**TASK PROMPT**
Give every line of the entries below as a Markdown table with the columns "Row" and "Line", numbering each row and skipping blank lines. Leave the pictures out of the table.

A block of data
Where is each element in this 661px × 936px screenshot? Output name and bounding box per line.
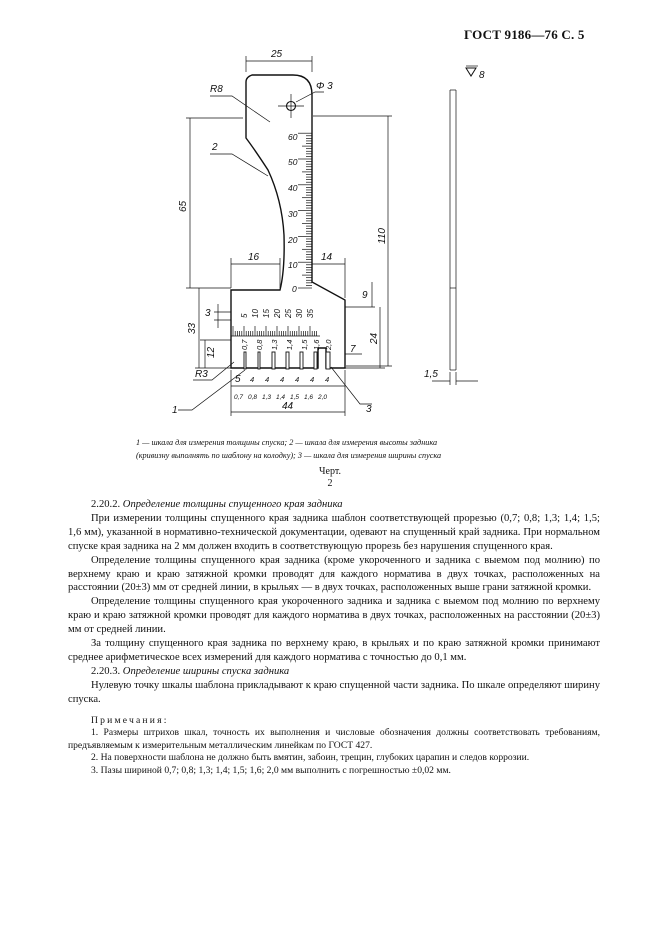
dim-65: 65: [178, 200, 189, 212]
width-scale-label: 10: [251, 309, 260, 318]
spacing-label: 4: [280, 375, 285, 384]
paragraph: Нулевую точку шкалы шаблона прикладывают к краю спущенной части задника. По шкале определяют ширину спуска.: [68, 679, 600, 705]
note-item: 3. Пазы шириной 0,7; 0,8; 1,3; 1,4; 1,5; 1,6; 2,0 мм выполнить с погрешностью ±0,02 мм.: [91, 764, 451, 776]
caption-line-2: (кривизну выполнять по шаблону на колодку); 3 — шкала для измерения ширины спуска: [136, 451, 442, 460]
slot-label: 2,0: [324, 339, 333, 350]
height-scale-label: 60: [288, 132, 298, 142]
width-scale-label: 25: [284, 309, 293, 318]
spacing-label: 4: [325, 375, 330, 384]
spacing-label: 4: [265, 375, 270, 384]
slot: [326, 352, 330, 369]
dim-44: 44: [282, 401, 294, 412]
dim-12: 12: [206, 346, 217, 358]
spacing-label: 4: [310, 375, 315, 384]
height-scale-label: 0: [292, 284, 297, 294]
slot-label: 1,4: [285, 339, 294, 350]
caption-line-1: 1 — шкала для измерения толщины спуска; 2 — шкала для измерения высоты задника: [136, 438, 438, 447]
width-scale-label: 5: [240, 313, 249, 318]
dim-3: 3: [205, 308, 211, 319]
slot-bottom-label: 1,3: [262, 394, 272, 401]
height-scale-ticks: [298, 133, 312, 288]
height-scale-label: 40: [288, 183, 298, 193]
slot: [258, 352, 260, 369]
dim-hole: Φ 3: [316, 81, 333, 92]
body-text: [68, 498, 600, 778]
width-scale-label: 15: [262, 309, 271, 318]
dim-33: 33: [187, 322, 198, 334]
dim-24: 24: [369, 332, 380, 344]
paragraph: За толщину спущенного края задника по верхнему краю, в крыльях и по краю затяжной кромки принимают среднее арифметическое всех измерений для каждого норматива с точностью до 0,1 мм.: [68, 638, 600, 663]
section-heading: 2.20.3. Определение ширины спуска задника: [91, 665, 290, 677]
slot: [300, 352, 303, 369]
dim-110: 110: [377, 228, 388, 244]
chert-label: Черт.: [319, 466, 341, 477]
chert-number: 2: [327, 478, 333, 489]
dim-r8: R8: [210, 84, 223, 95]
dim-16: 16: [248, 252, 260, 263]
width-scale-label: 20: [273, 309, 282, 318]
height-scale-label: 10: [288, 260, 298, 270]
slot-label: 0,8: [255, 339, 264, 350]
slot-bottom-label: 1,4: [276, 394, 286, 401]
slot: [314, 352, 317, 369]
dim-r3: R3: [195, 369, 208, 380]
slot: [286, 352, 289, 369]
width-scale-label: 35: [306, 309, 315, 318]
paragraph: Определение толщины спущенного края задника (кроме укороченного и задника с выемом под молнию) по верхнему краю и краю затяжной кромки проводят для каждого норматива в двух точках, расположенных на расстоянии (20±3) мм от средней линии, в крыльях — в двух точках, расположенных выше грани затяжной кромки.: [68, 554, 600, 594]
dim-9: 9: [362, 290, 368, 301]
height-scale-label: 20: [288, 235, 298, 245]
slot-bottom-label: 0,8: [248, 394, 258, 401]
dim-25: 25: [271, 49, 283, 60]
notes: [68, 715, 600, 778]
leader-3: 3: [366, 404, 372, 415]
dim-5: 5: [235, 374, 241, 385]
spacing-label: 4: [250, 375, 255, 384]
leader-1: 1: [172, 405, 178, 416]
slot-bottom-label: 1,6: [304, 394, 314, 401]
leader-2: 2: [212, 142, 218, 153]
dim-thickness: 1,5: [424, 369, 438, 380]
figure-caption: [136, 436, 536, 462]
slot-label: 0,7: [240, 339, 249, 350]
notes-title: Примечания:: [91, 714, 169, 726]
section-heading: 2.20.2. Определение толщины спущенного края задника: [91, 499, 343, 510]
spacing-label: 4: [295, 375, 300, 384]
slot-label: 1,5: [300, 339, 309, 350]
paragraph: Определение толщины спущенного края укороченного задника и задника с выемом под молнию по верхнему краю и краю затяжной кромки проводят для каждого норматива в двух точках, расположенных на расстоянии (20±3) мм от средней линии.: [68, 596, 600, 636]
figure-number: [300, 466, 360, 490]
thickness-slots: [244, 352, 330, 369]
width-scale-ticks: [231, 326, 320, 336]
slot-bottom-label: 0,7: [234, 394, 244, 401]
note-item: 2. На поверхности шаблона не должно быть вмятин, забоин, трещин, глубоких царапин и следов коррозии.: [91, 752, 530, 764]
slot-label: 1,6: [312, 339, 321, 350]
template-outline: [231, 75, 345, 368]
note-item: 1. Размеры штрихов шкал, точность их выполнения и числовые обозначения должны соответствовать требованиям, предъявляемым к измерительным металлическим линейкам по ГОСТ 427.: [68, 727, 600, 751]
slot-bottom-label: 1,5: [290, 394, 300, 401]
slot-bottom-label: 2,0: [318, 394, 328, 401]
slot: [272, 352, 275, 369]
dim-7: 7: [350, 344, 356, 355]
technical-drawing: [0, 40, 661, 440]
slot: [244, 352, 246, 369]
width-scale-label: 30: [295, 309, 304, 318]
paragraph: При измерении толщины спущенного края задника шаблон соответствующей прорезью (0,7; 0,8; 1,3; 1,4; 1,5; 1,6 мм), указанной в нормативно-технической документации, одевают на спущенный край задника. При нормальном спуске края задника на 2 мм должен входить в соответствующую прорезь без нарушения спущенного края.: [68, 512, 600, 552]
page-header: ГОСТ 9186—76 С. 5: [464, 27, 585, 42]
height-scale-label: 30: [288, 209, 298, 219]
dim-14: 14: [321, 252, 333, 263]
height-scale-label: 50: [288, 157, 298, 167]
slot-label: 1,3: [270, 339, 279, 350]
roughness-value: 8: [479, 70, 485, 81]
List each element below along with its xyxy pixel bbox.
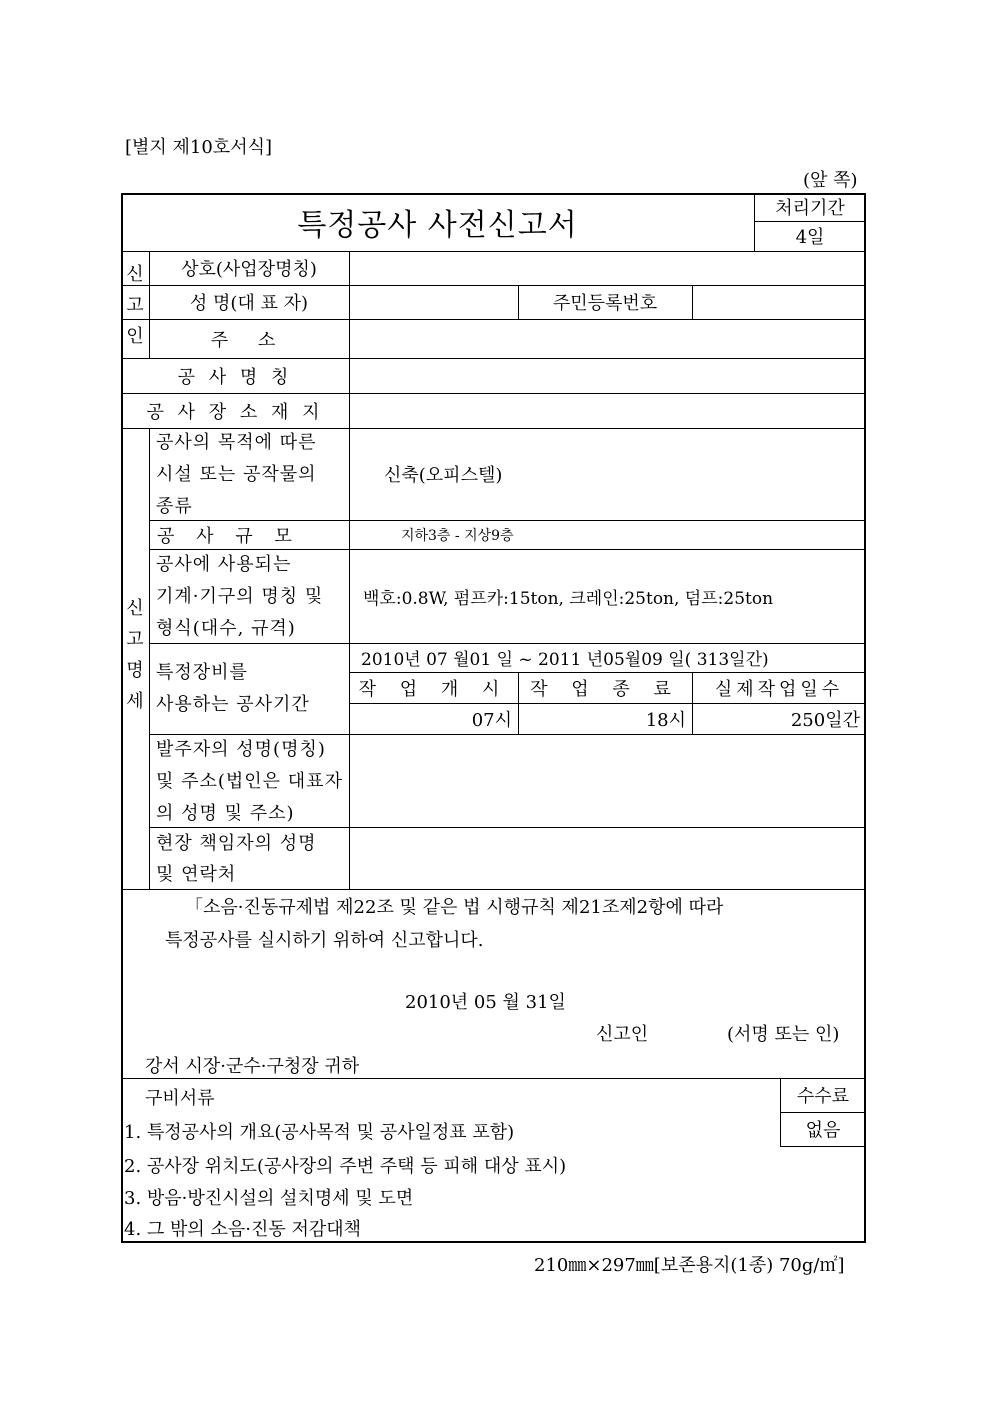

**REPLY**
| Row | Line |
|---|---|
| 1 | Where is each element in this 661px × 936px screenshot? Output name and bounding box per line. |
| 2 | dim-65: 65: [178, 200, 189, 212] |
| 3 | width-scale-label: 10: [251, 309, 260, 318] |
| 4 | spacing-label: 4: [280, 375, 285, 384] |
| 5 | paragraph: Нулевую точку шкалы шаблона прикладывают к краю спущенной части задника. По шкале определяют ширину спуска.: [68, 679, 600, 705] |
| 6 | note-item: 3. Пазы шириной 0,7; 0,8; 1,3; 1,4; 1,5; 1,6; 2,0 мм выполнить с погрешностью ±0,02 мм.: [91, 764, 451, 776] |
| 7 | caption-line-2: (кривизну выполнять по шаблону на колодку); 3 — шкала для измерения ширины спуска: [136, 451, 442, 460] |
| 8 | slot-label: 2,0: [324, 339, 333, 350] |
| 9 | height-scale-label: 60: [288, 132, 298, 142] |
| 10 | width-scale-label: 25: [284, 309, 293, 318] |
| 11 | spacing-label: 4: [325, 375, 330, 384] |
| 12 | spacing-label: 4: [265, 375, 270, 384] |
| 13 | slot: [326, 352, 330, 369] |
| 14 | dim-44: 44: [282, 401, 294, 412] |
| 15 | dim-12: 12: [206, 346, 217, 358] |
| 16 | spacing-label: 4: [310, 375, 315, 384] |
| 17 | height-scale-label: 0: [292, 284, 297, 294] |
| 18 | slot-label: 1,4: [285, 339, 294, 350] |
| 19 | caption-line-1: 1 — шкала для измерения толщины спуска; 2 — шкала для измерения высоты задника: [136, 438, 438, 447] |
| 20 | width-scale-label: 5: [240, 313, 249, 318] |
| 21 | dim-3: 3: [205, 308, 211, 319] |
| 22 | slot-bottom-label: 1,3: [262, 394, 272, 401] |
| 23 | height-scale-ticks: [298, 133, 312, 288] |
| 24 | height-scale-label: 40: [288, 183, 298, 193] |
| 25 | slot: [258, 352, 260, 369] |
| 26 | dim-hole: Φ 3: [316, 81, 333, 92] |
| 27 | body-text: [68, 498, 600, 778] |
| 28 | width-scale-label: 15: [262, 309, 271, 318] |
| 29 | dim-33: 33: [187, 322, 198, 334] |
| 30 | dim-24: 24: [369, 332, 380, 344] |
| 31 | paragraph: За толщину спущенного края задника по верхнему краю, в крыльях и по краю затяжной кромки принимают среднее арифметическое всех измерений для каждого норматива с точностью до 0,1 мм.: [68, 638, 600, 663] |
| 32 | section-heading: 2.20.3. Определение ширины спуска задника: [91, 665, 290, 677] |
| 33 | slot: [300, 352, 303, 369] |
| 34 | dim-110: 110: [377, 228, 388, 244] |
| 35 | chert-label: Черт.: [319, 466, 341, 477] |
| 36 | chert-number: 2: [327, 478, 333, 489] |
| 37 | dim-r8: R8: [210, 84, 223, 95] |
| 38 | dim-16: 16: [248, 252, 260, 263] |
| 39 | width-scale-label: 20: [273, 309, 282, 318] |
| 40 | height-scale-label: 10: [288, 260, 298, 270] |
| 41 | slot-label: 0,8: [255, 339, 264, 350] |
| 42 | slot-bottom-label: 1,4: [276, 394, 286, 401] |
| 43 | slot: [314, 352, 317, 369] |
| 44 | dim-r3: R3: [195, 369, 208, 380] |
| 45 | slot: [286, 352, 289, 369] |
| 46 | width-scale-label: 35: [306, 309, 315, 318] |
| 47 | paragraph: Определение толщины спущенного края задника (кроме укороченного и задника с выемом под молнию) по верхнему краю и краю затяжной кромки проводят для каждого норматива в двух точках, расположенных на расстоянии (20±3) мм от средней линии, в крыльях — в двух точках, расположенных выше грани затяжной кромки.: [68, 554, 600, 594] |
| 48 | dim-9: 9: [362, 290, 368, 301] |
| 49 | height-scale-label: 20: [288, 235, 298, 245] |
| 50 | slot-bottom-label: 0,8: [248, 394, 258, 401] |
| 51 | dim-25: 25: [271, 49, 283, 60] |
| 52 | notes: [68, 715, 600, 778] |
| 53 | leader-3: 3: [366, 404, 372, 415] |
| 54 | dim-5: 5: [235, 374, 241, 385] |
| 55 | spacing-label: 4: [250, 375, 255, 384] |
| 56 | leader-1: 1: [172, 405, 178, 416] |
| 57 | slot-bottom-label: 1,6: [304, 394, 314, 401] |
| 58 | leader-2: 2: [212, 142, 218, 153] |
| 59 | dim-thickness: 1,5: [424, 369, 438, 380] |
| 60 | figure-caption: [136, 436, 536, 462] |
| 61 | slot-label: 0,7: [240, 339, 249, 350] |
| 62 | notes-title: Примечания:: [91, 714, 169, 726] |
| 63 | section-heading: 2.20.2. Определение толщины спущенного края задника: [91, 499, 343, 510] |
| 64 | spacing-label: 4: [295, 375, 300, 384] |
| 65 | slot-label: 1,5: [300, 339, 309, 350] |
| 66 | paragraph: Определение толщины спущенного края укороченного задника и задника с выемом под молнию по верхнему краю и краю затяжной кромки проводят для каждого норматива в двух точках, расположенных на расстоянии (20±3) мм от средней линии.: [68, 596, 600, 636] |
| 67 | figure-number: [300, 466, 360, 490] |
| 68 | thickness-slots: [244, 352, 330, 369] |
| 69 | width-scale-ticks: [231, 326, 320, 336] |
| 70 | slot-bottom-label: 0,7: [234, 394, 244, 401] |
| 71 | note-item: 2. На поверхности шаблона не должно быть вмятин, забоин, трещин, глубоких царапин и следов коррозии.: [91, 752, 530, 764] |
| 72 | slot-label: 1,6: [312, 339, 321, 350] |
| 73 | template-outline: [231, 75, 345, 368] |
| 74 | note-item: 1. Размеры штрихов шкал, точность их выполнения и числовые обозначения должны соответствовать требованиям, предъявляемым к измерительным металлическим линейкам по ГОСТ 427.: [68, 727, 600, 751] |
| 75 | slot-bottom-label: 1,5: [290, 394, 300, 401] |
| 76 | slot-bottom-label: 2,0: [318, 394, 328, 401] |
| 77 | slot: [272, 352, 275, 369] |
| 78 | dim-7: 7: [350, 344, 356, 355] |
| 79 | technical-drawing: [0, 40, 661, 440] |
| 80 | slot: [244, 352, 246, 369] |
| 81 | width-scale-label: 30: [295, 309, 304, 318] |
| 82 | paragraph: При измерении толщины спущенного края задника шаблон соответствующей прорезью (0,7; 0,8; 1,3; 1,4; 1,5; 1,6 мм), указанной в нормативно-технической документации, одевают на спущенный край задника. При нормальном спуске края задника на 2 мм должен входить в соответствующую прорезь без нарушения спущенного края.: [68, 512, 600, 552] |
| 83 | page-header: ГОСТ 9186—76 С. 5: [464, 27, 585, 42] |
| 84 | height-scale-label: 30: [288, 209, 298, 219] |
| 85 | dim-14: 14: [321, 252, 333, 263] |
| 86 | height-scale-label: 50: [288, 157, 298, 167] |
| 87 | slot-label: 1,3: [270, 339, 279, 350] |
| 88 | roughness-value: 8: [479, 70, 485, 81] |
| 89 | List each element below along with its xyxy pixel bbox. |